**** EXTRAIT

11 déc. 2009

Jealous.


That is not dead which can eternal lie, yet with strange eons, even death may die.
Lovecraft
Ce n'étais pas une lubie puérile. Un caprice complexé. Les gens ne savent pas.
Dans l'écriture, tout n'est pas fictif. Lorsque l'on souhaite écrire du véridique il n'y a pas de place dans la trame de vos mots pour l'imagination. Dans la forme, oui. Mais pas dans le fond. Il faut le vivre pour l'écrire. Cette fois, j'ai une parole légitime.

********

CONSIGNES DE TRAVAIL -
1: Selon l'extrait, que faut-il faire pour écrire du véridique ?
2: Recopiez l'extrait à partir des mots « 11 déc. 2009 » et arrêtez-vous après les mots « ne savent pas. ».

**** DOCUMENTS FOURNIS

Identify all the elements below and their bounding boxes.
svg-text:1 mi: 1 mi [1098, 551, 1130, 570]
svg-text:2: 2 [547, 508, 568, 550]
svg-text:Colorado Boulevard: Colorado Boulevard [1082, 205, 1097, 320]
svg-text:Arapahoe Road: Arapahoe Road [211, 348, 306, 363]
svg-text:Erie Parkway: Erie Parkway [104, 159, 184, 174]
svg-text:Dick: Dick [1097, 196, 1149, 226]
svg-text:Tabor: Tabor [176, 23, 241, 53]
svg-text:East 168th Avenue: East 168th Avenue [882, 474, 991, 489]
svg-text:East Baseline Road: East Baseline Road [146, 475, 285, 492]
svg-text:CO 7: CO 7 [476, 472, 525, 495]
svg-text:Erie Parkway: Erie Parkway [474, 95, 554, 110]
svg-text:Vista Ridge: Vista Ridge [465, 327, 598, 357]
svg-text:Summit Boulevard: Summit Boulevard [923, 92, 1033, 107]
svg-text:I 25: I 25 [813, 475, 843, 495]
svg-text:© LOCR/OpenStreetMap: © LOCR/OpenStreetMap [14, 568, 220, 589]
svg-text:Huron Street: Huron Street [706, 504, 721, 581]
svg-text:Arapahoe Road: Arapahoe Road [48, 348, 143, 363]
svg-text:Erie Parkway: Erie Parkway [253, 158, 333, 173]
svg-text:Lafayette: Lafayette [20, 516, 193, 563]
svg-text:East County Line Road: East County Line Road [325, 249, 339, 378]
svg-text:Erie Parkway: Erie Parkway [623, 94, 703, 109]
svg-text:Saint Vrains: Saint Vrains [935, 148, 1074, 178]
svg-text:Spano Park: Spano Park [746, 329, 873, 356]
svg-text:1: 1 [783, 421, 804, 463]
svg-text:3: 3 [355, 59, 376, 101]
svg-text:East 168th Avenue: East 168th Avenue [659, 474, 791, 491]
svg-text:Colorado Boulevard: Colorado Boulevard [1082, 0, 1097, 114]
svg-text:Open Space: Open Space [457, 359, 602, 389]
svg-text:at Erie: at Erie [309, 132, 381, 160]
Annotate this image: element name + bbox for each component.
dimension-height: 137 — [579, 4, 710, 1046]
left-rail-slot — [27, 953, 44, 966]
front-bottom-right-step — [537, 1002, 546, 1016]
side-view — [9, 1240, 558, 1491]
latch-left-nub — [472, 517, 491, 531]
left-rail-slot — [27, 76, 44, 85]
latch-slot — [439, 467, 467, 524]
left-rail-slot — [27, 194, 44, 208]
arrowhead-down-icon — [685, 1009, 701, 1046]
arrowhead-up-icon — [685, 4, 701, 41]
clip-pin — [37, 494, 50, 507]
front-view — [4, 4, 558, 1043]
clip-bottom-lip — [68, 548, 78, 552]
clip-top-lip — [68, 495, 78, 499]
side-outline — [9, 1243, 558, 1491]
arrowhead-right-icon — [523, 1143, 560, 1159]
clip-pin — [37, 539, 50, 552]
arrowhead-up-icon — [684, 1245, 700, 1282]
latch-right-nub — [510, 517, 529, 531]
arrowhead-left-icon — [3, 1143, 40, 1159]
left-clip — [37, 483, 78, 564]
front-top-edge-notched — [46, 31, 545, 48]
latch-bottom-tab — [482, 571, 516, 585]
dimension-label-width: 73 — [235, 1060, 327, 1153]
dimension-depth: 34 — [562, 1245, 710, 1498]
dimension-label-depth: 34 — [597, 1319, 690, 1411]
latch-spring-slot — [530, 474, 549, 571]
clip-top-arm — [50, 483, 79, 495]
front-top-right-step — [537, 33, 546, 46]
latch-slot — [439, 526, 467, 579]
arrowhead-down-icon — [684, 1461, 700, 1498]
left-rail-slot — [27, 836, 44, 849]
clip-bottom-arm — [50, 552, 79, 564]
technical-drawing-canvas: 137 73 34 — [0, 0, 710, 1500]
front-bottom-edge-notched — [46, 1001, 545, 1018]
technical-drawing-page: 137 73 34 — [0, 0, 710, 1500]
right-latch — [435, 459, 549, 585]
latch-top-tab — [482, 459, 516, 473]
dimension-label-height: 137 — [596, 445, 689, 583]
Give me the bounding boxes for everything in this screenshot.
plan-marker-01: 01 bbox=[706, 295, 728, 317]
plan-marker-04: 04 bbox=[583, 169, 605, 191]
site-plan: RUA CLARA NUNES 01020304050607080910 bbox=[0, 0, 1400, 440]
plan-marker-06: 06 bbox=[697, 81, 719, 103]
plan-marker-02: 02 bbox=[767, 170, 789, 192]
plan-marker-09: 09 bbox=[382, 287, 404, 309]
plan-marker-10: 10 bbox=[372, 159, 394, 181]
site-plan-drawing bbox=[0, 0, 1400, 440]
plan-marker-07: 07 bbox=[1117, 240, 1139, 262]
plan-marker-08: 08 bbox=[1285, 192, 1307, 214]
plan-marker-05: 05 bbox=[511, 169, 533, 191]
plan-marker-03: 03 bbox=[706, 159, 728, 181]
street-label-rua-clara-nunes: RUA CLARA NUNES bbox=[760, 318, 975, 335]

********

EXERCICES CORRIGÉS -
1: Il faut le vivre pour l'écrire.

2:
11 déc. 2009

Jealous.


That is not dead which can eternal lie, yet with strange eons, even death may die.
Lovecraft
Ce n'étais pas une lubie puérile. Un caprice complexé. Les gens ne savent pas.